▸ 抜粋テキスト:
——————————

SQL Serverの高可用性と冗長化:AlwaysOn 可用性グループの基本構成(プライマリ・セカンダリレプリカの設定)

データベースの高可用性(High Availability, HA)と冗長化は、ビジネス継続性の観点から非常に重要です。特に、SQL Serverを運用する環境では、システム障害や災害発生時に備えて、可用性の高い構成が求められます。その中でも AlwaysOn 可用性グループ は、SQL Serverにおいて主要な高可用性ソリューションの一つです。

本記事では、 AlwaysOn 可用性グループ(Availability Groups, AG) を活用した基本構成について、以下の内容を詳しく解説します。

  • AlwaysOn 可用性グループとは何か
  • プライマリレプリカとセカンダリレプリカの役割
  • SQL Server環境の前提条件とセットアップ手順
  • 基本的な構成の設定と動作確認

また、記事の最後には 演習問題 も用意していますので、実際に手を動かしながら学習を進めてみましょう。

——————————

(文書レイアウト解析データ)
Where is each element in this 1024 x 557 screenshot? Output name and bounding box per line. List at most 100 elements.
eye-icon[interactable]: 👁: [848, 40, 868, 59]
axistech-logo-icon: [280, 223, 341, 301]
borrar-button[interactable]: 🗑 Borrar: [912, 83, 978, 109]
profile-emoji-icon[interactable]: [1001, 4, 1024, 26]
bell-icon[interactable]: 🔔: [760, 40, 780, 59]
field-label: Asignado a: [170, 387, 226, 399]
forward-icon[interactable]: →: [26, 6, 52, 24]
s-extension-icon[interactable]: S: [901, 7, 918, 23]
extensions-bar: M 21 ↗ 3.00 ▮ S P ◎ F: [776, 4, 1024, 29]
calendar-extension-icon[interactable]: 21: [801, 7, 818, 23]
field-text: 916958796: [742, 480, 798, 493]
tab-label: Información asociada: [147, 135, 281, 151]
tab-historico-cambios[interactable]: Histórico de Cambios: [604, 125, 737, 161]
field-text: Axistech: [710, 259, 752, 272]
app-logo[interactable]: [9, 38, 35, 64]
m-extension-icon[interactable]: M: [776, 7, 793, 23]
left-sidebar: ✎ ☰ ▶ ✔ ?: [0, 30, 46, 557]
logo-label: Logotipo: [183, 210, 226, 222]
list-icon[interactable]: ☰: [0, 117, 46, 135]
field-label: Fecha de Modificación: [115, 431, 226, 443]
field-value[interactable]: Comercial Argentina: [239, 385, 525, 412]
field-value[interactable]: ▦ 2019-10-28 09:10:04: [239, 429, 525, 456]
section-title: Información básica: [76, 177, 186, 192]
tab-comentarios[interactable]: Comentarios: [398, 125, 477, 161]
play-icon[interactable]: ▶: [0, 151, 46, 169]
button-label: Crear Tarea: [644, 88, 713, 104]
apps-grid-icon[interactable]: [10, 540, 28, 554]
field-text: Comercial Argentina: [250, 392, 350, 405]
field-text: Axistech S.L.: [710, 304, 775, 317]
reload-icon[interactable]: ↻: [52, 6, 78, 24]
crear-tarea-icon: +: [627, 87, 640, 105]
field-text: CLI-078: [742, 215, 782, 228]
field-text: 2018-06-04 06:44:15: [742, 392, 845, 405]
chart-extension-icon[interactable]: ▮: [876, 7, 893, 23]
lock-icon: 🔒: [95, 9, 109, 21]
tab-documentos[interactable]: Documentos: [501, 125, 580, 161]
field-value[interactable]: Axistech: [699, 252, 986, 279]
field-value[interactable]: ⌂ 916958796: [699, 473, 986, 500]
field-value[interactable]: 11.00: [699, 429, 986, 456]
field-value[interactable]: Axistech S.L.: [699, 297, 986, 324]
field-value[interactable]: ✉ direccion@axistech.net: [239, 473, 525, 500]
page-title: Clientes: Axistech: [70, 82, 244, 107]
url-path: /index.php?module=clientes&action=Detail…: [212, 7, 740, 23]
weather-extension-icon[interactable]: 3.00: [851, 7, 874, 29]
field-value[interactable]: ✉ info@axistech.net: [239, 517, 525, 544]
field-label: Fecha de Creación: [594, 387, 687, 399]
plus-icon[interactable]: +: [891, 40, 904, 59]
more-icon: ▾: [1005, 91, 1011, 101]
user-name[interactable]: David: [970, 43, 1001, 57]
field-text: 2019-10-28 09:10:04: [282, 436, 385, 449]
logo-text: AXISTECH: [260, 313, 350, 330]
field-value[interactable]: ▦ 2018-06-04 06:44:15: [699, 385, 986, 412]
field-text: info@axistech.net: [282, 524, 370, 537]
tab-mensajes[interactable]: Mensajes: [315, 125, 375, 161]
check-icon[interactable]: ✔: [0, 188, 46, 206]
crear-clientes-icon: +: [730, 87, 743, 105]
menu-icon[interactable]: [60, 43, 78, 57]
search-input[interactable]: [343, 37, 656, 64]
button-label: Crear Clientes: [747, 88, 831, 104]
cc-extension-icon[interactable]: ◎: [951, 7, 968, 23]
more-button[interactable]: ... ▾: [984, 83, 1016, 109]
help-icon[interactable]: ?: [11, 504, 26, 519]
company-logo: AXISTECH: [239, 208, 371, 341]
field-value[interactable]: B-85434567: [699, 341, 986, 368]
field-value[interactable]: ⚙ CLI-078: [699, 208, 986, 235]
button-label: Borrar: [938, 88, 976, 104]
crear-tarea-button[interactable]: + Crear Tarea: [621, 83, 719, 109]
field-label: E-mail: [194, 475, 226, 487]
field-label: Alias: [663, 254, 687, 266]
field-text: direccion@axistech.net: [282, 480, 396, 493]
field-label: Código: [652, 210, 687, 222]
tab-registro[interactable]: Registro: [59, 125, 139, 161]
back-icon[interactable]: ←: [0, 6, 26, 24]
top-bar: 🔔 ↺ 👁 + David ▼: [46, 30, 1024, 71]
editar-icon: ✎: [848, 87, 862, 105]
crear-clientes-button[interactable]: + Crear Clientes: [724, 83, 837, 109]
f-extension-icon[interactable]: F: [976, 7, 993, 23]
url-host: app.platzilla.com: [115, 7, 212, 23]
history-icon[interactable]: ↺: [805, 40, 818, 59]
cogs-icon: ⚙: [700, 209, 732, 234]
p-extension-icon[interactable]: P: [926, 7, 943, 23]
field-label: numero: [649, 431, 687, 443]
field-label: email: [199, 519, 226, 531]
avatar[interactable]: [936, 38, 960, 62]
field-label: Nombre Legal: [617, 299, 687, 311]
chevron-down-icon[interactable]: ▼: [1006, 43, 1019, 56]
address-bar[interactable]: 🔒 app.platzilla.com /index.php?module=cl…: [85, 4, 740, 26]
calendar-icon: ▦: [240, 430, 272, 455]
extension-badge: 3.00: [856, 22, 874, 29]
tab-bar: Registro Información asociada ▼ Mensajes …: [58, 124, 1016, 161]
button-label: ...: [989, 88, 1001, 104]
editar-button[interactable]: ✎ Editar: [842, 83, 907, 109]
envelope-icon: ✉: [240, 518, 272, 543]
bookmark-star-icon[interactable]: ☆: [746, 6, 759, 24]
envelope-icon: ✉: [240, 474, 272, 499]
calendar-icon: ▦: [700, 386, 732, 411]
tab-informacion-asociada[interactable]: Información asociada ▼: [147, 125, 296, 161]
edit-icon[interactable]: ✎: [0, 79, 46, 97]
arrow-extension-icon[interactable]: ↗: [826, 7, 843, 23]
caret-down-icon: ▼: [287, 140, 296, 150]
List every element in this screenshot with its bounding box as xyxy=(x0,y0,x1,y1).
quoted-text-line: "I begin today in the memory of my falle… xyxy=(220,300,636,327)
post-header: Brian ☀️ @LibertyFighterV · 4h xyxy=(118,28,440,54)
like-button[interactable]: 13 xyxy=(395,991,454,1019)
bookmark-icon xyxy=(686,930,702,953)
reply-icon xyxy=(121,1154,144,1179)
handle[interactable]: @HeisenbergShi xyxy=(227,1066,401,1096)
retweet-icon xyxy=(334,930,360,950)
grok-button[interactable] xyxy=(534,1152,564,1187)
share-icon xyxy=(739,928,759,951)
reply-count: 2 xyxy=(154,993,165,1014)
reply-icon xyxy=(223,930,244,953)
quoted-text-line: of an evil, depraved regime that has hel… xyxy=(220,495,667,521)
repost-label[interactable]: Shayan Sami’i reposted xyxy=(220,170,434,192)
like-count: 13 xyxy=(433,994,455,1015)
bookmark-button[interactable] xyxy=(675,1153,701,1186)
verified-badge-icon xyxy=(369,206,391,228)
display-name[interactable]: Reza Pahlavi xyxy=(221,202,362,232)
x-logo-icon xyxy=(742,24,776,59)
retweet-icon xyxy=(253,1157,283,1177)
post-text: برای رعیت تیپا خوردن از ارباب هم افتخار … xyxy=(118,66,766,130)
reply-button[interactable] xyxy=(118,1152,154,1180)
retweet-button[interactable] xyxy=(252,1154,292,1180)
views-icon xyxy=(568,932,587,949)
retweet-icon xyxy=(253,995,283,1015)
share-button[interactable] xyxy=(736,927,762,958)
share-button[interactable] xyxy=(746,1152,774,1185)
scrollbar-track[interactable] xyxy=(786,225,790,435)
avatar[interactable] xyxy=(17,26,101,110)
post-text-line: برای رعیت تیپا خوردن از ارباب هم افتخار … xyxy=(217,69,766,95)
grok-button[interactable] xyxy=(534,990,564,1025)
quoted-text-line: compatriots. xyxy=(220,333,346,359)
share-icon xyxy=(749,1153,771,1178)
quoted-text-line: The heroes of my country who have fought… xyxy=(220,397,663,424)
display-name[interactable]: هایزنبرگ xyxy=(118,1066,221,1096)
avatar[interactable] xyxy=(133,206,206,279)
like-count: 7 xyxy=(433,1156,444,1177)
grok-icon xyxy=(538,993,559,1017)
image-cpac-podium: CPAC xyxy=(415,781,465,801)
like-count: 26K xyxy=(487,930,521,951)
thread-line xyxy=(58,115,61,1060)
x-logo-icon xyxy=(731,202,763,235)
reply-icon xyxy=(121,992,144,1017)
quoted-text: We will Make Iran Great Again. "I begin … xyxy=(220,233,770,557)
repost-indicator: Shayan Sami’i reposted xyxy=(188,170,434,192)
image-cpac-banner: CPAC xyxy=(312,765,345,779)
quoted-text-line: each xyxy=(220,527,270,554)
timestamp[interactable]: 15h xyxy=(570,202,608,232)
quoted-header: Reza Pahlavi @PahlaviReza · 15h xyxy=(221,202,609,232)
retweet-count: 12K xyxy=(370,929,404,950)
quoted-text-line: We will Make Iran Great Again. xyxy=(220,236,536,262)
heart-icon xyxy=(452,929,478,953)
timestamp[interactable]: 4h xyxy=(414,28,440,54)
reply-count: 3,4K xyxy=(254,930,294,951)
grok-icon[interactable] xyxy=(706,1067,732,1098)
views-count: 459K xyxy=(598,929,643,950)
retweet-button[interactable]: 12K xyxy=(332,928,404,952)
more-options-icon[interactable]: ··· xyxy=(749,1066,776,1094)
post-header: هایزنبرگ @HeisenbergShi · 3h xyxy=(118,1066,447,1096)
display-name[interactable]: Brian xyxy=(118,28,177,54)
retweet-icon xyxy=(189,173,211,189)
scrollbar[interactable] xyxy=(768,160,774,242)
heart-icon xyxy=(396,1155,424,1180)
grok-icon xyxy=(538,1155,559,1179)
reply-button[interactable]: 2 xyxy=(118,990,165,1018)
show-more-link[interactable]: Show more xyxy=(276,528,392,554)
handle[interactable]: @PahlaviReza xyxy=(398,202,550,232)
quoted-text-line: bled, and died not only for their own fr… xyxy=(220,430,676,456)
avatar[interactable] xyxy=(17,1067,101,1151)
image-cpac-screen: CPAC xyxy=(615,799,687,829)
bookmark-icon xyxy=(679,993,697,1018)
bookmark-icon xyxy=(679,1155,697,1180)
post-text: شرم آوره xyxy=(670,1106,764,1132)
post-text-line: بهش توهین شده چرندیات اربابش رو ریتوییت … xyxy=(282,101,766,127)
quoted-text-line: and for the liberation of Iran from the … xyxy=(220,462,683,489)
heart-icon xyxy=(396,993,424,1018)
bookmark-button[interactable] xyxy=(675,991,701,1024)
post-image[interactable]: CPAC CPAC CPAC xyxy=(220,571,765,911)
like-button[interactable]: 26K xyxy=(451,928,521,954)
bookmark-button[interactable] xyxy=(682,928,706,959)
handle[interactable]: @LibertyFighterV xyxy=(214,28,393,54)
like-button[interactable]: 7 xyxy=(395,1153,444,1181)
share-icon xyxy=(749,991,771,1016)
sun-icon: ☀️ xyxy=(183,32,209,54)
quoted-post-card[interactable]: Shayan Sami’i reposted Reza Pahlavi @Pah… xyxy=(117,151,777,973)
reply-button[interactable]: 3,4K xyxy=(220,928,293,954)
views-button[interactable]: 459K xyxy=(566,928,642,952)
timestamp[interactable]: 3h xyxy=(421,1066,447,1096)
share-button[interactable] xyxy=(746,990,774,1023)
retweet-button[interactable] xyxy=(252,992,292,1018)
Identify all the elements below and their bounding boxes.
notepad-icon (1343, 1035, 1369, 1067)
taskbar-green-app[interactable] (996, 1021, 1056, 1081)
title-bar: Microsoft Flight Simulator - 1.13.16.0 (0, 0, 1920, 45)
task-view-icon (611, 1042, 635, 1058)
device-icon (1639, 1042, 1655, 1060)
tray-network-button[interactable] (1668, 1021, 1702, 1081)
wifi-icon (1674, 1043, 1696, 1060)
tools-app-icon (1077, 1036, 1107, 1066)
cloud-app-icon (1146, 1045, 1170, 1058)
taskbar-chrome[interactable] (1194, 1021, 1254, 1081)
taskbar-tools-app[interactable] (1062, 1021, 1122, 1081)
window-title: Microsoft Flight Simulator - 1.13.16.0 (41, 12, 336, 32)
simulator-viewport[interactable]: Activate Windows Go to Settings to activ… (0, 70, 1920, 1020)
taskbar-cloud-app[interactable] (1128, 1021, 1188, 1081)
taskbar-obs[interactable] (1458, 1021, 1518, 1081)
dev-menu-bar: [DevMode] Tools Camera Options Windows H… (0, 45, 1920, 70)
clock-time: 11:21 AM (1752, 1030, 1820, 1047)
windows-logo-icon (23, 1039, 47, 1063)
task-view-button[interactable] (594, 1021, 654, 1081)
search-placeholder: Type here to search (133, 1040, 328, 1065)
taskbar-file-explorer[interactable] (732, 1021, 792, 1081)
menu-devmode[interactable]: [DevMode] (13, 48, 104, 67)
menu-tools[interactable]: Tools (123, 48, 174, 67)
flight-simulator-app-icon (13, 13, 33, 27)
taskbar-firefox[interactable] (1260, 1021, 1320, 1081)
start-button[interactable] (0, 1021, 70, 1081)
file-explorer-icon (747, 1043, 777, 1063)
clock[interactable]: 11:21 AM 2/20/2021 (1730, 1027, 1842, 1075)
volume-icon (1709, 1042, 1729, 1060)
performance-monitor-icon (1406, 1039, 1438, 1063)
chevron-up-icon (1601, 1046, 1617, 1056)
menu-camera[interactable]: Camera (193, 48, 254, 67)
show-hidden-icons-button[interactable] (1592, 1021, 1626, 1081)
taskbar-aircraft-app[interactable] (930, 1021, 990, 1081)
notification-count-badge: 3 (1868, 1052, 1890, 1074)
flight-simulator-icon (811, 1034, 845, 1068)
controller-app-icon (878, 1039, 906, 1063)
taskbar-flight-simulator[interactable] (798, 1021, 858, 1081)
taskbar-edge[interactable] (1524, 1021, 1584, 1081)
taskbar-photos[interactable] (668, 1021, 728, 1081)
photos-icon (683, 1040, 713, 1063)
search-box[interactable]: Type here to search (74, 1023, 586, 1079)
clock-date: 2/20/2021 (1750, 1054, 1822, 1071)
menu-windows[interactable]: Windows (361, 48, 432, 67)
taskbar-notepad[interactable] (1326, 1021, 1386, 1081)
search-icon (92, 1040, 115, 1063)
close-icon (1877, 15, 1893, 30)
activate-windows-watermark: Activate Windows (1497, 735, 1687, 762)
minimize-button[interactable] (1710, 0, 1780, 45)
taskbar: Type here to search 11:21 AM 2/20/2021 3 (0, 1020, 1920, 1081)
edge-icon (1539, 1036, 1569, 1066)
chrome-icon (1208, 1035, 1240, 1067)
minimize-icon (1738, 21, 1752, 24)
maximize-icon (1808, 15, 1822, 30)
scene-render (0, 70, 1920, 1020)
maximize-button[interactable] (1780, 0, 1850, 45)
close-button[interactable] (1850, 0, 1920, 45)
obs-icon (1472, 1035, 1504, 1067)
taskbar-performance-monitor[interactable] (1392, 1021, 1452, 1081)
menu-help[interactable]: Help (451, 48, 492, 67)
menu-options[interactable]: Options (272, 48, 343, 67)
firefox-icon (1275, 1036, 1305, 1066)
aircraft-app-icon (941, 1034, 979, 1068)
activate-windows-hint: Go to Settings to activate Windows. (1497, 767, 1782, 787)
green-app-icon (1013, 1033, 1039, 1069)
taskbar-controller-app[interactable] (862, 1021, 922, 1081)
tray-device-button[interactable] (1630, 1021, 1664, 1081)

——————————

▸ 演習課題:
a) 抜粋テキストで、本記事が詳しく解説する内容として挙げられている項目をすべて書き出してください。
b) 抜粋テキストを読んで、次の問いに答えてください。
(i) 高可用性は英語で何と表記されていますか。
(ii) AlwaysOn 可用性グループの略称は何ですか。
(iii) 記事の最後には何が用意されていますか。

▸ 演習結果:
a)
AlwaysOn 可用性グループとは何か
プライマリレプリカとセカンダリレプリカの役割
SQL Server環境の前提条件とセットアップ手順
基本的な構成の設定と動作確認

b)
(i) High Availability(HA)
(ii) AG
(iii) 演習問題